- Opening Delimiter -

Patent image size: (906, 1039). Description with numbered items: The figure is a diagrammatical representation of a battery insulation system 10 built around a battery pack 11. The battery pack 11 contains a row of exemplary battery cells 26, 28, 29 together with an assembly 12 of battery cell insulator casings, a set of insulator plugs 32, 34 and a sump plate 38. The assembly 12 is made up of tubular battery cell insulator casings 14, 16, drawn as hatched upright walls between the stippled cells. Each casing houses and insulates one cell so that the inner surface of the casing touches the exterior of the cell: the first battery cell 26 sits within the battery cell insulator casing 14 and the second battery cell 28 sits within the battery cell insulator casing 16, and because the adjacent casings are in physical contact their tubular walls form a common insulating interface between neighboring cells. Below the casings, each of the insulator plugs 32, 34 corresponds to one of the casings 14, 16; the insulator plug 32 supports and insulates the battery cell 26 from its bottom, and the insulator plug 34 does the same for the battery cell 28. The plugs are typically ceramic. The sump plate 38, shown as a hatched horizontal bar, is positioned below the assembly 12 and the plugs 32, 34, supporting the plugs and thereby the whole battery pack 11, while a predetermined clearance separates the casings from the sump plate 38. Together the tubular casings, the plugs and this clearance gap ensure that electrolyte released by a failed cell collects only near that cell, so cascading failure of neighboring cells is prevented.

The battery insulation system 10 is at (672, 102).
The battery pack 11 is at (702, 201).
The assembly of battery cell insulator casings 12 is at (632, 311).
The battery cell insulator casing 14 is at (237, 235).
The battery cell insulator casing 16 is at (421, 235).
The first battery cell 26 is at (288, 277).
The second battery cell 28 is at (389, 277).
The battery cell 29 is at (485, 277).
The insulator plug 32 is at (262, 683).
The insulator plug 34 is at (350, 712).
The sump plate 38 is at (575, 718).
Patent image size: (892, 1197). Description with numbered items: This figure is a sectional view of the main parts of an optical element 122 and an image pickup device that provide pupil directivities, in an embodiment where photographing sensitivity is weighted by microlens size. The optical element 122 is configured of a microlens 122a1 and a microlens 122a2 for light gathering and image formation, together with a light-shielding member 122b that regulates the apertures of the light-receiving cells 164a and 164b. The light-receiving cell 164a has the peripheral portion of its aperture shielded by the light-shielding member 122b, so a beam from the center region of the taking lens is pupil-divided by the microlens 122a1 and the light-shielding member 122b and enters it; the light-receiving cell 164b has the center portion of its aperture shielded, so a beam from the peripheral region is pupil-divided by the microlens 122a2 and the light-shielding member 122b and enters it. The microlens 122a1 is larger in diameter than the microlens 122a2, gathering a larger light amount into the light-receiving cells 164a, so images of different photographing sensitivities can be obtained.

- Closing Delimiter -

Task instructions:
Exact copies of every record above are required.

Solution:
Patent image size: (906, 1039). Description with numbered items: The figure is a diagrammatical representation of a battery insulation system 10 built around a battery pack 11. The battery pack 11 contains a row of exemplary battery cells 26, 28, 29 together with an assembly 12 of battery cell insulator casings, a set of insulator plugs 32, 34 and a sump plate 38. The assembly 12 is made up of tubular battery cell insulator casings 14, 16, drawn as hatched upright walls between the stippled cells. Each casing houses and insulates one cell so that the inner surface of the casing touches the exterior of the cell: the first battery cell 26 sits within the battery cell insulator casing 14 and the second battery cell 28 sits within the battery cell insulator casing 16, and because the adjacent casings are in physical contact their tubular walls form a common insulating interface between neighboring cells. Below the casings, each of the insulator plugs 32, 34 corresponds to one of the casings 14, 16; the insulator plug 32 supports and insulates the battery cell 26 from its bottom, and the insulator plug 34 does the same for the battery cell 28. The plugs are typically ceramic. The sump plate 38, shown as a hatched horizontal bar, is positioned below the assembly 12 and the plugs 32, 34, supporting the plugs and thereby the whole battery pack 11, while a predetermined clearance separates the casings from the sump plate 38. Together the tubular casings, the plugs and this clearance gap ensure that electrolyte released by a failed cell collects only near that cell, so cascading failure of neighboring cells is prevented.

The battery insulation system 10 is at (672, 102).
The battery pack 11 is at (702, 201).
The assembly of battery cell insulator casings 12 is at (632, 311).
The battery cell insulator casing 14 is at (237, 235).
The battery cell insulator casing 16 is at (421, 235).
The first battery cell 26 is at (288, 277).
The second battery cell 28 is at (389, 277).
The battery cell 29 is at (485, 277).
The insulator plug 32 is at (262, 683).
The insulator plug 34 is at (350, 712).
The sump plate 38 is at (575, 718).
Patent image size: (892, 1197). Description with numbered items: This figure is a sectional view of the main parts of an optical element 122 and an image pickup device that provide pupil directivities, in an embodiment where photographing sensitivity is weighted by microlens size. The optical element 122 is configured of a microlens 122a1 and a microlens 122a2 for light gathering and image formation, together with a light-shielding member 122b that regulates the apertures of the light-receiving cells 164a and 164b. The light-receiving cell 164a has the peripheral portion of its aperture shielded by the light-shielding member 122b, so a beam from the center region of the taking lens is pupil-divided by the microlens 122a1 and the light-shielding member 122b and enters it; the light-receiving cell 164b has the center portion of its aperture shielded, so a beam from the peripheral region is pupil-divided by the microlens 122a2 and the light-shielding member 122b and enters it. The microlens 122a1 is larger in diameter than the microlens 122a2, gathering a larger light amount into the light-receiving cells 164a, so images of different photographing sensitivities can be obtained.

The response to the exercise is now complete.